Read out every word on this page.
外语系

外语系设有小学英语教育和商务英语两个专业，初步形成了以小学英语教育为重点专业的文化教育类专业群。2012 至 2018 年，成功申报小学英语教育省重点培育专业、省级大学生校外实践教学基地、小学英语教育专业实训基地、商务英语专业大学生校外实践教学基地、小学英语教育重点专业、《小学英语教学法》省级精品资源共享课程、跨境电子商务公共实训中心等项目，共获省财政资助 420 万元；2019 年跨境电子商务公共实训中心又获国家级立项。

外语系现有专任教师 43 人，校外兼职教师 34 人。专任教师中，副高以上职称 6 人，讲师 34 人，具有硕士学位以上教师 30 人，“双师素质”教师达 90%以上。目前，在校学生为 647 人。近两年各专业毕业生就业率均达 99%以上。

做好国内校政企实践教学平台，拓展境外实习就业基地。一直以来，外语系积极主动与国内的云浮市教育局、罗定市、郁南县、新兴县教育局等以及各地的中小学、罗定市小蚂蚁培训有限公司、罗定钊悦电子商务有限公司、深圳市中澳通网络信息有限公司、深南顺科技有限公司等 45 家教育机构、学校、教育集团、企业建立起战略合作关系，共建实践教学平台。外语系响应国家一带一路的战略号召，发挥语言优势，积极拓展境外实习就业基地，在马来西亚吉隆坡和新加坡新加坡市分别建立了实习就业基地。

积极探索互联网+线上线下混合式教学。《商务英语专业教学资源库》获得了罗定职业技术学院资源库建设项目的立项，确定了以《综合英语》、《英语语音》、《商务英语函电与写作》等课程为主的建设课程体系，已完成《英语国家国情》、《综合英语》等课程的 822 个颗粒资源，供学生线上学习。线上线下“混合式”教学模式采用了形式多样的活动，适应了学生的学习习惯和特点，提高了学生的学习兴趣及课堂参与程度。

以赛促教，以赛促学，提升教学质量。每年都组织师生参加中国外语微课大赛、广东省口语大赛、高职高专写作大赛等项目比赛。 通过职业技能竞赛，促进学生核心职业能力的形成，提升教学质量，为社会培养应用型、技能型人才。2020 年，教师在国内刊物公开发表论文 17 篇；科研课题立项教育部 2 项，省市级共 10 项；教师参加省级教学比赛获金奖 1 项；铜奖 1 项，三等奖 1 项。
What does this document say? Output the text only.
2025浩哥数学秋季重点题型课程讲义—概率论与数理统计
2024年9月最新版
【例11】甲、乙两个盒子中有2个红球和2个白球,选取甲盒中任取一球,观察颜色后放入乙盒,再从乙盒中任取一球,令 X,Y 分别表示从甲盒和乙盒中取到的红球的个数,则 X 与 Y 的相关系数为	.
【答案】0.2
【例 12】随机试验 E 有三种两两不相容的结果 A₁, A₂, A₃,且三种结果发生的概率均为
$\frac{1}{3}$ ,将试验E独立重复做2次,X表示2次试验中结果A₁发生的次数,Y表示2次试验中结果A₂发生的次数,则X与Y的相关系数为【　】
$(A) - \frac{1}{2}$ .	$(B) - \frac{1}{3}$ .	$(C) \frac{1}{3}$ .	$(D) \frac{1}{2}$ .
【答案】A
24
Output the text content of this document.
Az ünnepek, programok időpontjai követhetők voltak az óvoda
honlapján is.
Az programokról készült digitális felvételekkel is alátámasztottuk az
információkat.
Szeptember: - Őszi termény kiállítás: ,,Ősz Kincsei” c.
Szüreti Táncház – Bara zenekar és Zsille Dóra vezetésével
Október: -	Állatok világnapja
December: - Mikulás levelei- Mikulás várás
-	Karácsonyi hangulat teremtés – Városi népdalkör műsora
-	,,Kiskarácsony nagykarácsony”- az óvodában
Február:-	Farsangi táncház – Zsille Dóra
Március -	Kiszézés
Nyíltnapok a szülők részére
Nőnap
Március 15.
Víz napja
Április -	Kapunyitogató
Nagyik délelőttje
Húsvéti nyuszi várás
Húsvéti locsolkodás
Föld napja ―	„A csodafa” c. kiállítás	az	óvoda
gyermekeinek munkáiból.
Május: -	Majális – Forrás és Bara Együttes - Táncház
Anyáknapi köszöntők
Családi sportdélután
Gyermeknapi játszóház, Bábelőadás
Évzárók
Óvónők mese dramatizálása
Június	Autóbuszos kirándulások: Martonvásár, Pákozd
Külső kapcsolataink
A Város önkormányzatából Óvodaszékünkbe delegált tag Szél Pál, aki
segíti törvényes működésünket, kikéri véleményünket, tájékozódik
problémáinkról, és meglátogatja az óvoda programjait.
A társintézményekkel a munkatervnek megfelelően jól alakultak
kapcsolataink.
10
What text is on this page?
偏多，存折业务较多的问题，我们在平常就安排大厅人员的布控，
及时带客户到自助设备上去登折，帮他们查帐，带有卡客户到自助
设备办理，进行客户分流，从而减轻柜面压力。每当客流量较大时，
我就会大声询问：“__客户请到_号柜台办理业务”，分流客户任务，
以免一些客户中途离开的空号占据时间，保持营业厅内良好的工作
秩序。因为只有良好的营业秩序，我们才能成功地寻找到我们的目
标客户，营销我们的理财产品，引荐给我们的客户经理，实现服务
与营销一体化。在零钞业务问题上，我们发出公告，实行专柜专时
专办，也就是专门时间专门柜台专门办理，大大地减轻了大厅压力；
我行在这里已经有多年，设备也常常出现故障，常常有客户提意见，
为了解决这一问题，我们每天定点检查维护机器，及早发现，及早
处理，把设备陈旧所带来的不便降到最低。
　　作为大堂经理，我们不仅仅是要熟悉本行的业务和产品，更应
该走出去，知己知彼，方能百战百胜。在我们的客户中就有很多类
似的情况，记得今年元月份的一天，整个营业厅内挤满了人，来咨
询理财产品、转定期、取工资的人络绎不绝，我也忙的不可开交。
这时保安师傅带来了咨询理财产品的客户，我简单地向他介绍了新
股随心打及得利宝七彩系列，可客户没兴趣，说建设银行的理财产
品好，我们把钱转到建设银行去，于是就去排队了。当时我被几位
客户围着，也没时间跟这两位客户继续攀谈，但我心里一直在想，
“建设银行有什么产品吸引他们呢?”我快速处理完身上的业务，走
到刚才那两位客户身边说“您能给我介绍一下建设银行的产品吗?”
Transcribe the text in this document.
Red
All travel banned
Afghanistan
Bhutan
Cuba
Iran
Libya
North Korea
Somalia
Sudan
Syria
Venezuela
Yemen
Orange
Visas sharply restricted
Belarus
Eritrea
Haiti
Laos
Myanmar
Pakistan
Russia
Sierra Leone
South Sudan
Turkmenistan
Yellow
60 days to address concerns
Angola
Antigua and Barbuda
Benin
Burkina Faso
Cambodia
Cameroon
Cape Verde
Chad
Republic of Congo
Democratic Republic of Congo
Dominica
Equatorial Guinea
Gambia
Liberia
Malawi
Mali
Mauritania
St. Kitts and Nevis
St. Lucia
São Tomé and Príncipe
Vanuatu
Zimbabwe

● ● ● ● ● ● ●

Gather up the lines containing the word "this" from these records and copy them.

Read out every word on this page.
What does this document say? Output the text only.
Output the text content of this document.
What text is on this page?
Transcribe the text in this document.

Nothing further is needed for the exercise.